## EXERCISE OBJECTIVE
List each line in the records below that contains the string "diagonal", copying the whole line.

##### SUPPLIED DATA #####

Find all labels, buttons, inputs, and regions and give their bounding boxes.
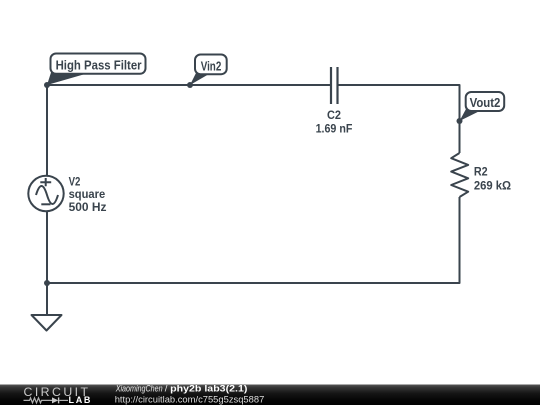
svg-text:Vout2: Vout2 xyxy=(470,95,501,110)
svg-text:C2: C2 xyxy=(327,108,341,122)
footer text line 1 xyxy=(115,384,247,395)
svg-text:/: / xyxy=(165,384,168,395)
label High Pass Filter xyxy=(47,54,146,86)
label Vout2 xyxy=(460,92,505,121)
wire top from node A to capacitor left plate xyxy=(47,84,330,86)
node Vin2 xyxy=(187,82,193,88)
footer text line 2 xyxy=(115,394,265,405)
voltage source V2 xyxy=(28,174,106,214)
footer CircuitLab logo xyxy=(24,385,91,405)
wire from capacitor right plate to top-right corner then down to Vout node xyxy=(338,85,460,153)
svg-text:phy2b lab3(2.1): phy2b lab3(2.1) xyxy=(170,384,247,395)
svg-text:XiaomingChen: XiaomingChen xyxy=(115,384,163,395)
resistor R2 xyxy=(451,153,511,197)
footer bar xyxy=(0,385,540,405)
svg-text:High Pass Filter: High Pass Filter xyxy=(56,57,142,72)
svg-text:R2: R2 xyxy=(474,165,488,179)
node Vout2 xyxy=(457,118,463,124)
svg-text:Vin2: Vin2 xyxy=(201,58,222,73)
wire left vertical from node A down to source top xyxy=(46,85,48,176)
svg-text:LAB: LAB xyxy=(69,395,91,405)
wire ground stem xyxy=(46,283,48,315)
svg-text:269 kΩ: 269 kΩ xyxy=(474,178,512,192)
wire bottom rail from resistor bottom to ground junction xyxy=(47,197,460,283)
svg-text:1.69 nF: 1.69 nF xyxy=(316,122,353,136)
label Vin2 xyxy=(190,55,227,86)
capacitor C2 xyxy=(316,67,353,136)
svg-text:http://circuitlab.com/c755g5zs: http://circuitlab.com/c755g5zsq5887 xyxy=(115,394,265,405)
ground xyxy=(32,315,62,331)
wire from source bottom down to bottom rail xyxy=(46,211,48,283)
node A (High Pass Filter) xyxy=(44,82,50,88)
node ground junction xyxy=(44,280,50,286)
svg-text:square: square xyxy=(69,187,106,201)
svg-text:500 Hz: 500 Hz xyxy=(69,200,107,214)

#####
##### SUPPLIED DATA #####

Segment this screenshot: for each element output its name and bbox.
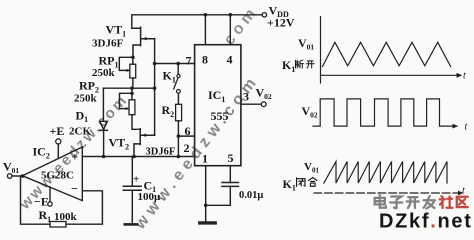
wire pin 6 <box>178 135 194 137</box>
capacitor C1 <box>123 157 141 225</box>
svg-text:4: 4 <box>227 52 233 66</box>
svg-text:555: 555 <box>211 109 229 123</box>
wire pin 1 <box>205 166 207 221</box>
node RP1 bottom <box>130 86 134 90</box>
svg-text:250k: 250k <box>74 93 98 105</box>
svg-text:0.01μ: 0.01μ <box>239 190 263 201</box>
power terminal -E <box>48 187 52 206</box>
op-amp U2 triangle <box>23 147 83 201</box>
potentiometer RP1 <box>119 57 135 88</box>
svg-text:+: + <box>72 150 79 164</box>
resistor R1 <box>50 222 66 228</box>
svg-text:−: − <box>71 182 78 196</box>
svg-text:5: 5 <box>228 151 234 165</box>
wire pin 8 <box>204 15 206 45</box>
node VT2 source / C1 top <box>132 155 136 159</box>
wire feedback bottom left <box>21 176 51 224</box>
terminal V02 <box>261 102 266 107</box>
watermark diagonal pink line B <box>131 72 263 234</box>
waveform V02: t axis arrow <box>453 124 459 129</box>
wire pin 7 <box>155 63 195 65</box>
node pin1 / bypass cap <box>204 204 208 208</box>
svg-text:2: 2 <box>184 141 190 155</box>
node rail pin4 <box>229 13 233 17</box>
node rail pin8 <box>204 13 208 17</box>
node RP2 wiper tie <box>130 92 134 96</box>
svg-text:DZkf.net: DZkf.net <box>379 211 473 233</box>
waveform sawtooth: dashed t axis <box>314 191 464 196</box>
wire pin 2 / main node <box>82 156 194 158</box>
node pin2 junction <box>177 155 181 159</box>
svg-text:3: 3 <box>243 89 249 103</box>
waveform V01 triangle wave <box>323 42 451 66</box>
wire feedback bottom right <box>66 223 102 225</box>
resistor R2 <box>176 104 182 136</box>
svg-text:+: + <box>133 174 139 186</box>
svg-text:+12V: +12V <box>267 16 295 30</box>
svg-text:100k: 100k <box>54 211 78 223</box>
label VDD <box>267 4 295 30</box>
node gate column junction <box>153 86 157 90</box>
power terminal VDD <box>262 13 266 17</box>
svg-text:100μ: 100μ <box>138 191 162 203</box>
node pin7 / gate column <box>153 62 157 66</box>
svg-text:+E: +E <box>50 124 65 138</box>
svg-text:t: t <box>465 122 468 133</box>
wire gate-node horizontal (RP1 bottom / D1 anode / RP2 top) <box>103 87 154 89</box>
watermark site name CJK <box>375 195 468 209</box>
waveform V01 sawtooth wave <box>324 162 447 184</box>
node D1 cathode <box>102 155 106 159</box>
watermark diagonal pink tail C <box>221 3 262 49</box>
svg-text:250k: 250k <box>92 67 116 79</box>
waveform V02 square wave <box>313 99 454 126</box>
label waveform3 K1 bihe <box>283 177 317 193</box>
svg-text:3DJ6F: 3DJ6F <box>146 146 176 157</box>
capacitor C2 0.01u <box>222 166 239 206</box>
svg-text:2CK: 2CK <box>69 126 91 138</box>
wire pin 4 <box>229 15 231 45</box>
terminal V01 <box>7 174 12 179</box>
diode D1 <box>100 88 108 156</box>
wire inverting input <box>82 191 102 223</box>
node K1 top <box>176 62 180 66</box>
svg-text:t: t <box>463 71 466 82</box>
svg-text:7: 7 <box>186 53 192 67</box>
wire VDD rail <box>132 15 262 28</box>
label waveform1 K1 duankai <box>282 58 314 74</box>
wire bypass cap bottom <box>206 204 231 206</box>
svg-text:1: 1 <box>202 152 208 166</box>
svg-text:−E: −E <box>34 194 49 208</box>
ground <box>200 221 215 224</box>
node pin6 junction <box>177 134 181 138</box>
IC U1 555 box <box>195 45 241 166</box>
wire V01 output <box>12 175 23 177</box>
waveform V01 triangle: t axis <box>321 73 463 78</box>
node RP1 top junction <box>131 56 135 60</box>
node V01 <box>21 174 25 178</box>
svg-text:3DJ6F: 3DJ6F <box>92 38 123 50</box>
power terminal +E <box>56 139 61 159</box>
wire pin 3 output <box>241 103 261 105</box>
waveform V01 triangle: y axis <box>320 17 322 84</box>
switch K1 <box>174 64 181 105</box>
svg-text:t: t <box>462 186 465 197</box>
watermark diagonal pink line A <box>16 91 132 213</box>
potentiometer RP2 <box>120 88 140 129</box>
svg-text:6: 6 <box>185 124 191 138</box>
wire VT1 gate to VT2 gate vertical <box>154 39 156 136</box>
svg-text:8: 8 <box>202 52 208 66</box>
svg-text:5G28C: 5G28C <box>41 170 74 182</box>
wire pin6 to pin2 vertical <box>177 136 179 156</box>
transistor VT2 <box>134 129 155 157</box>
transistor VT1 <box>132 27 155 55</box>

#####

## EXERCISE RESPONSE
watermark diagonal pink line B <box>131 72 263 234</box>
watermark diagonal pink tail C <box>221 3 262 49</box>
watermark diagonal pink line A <box>16 91 132 213</box>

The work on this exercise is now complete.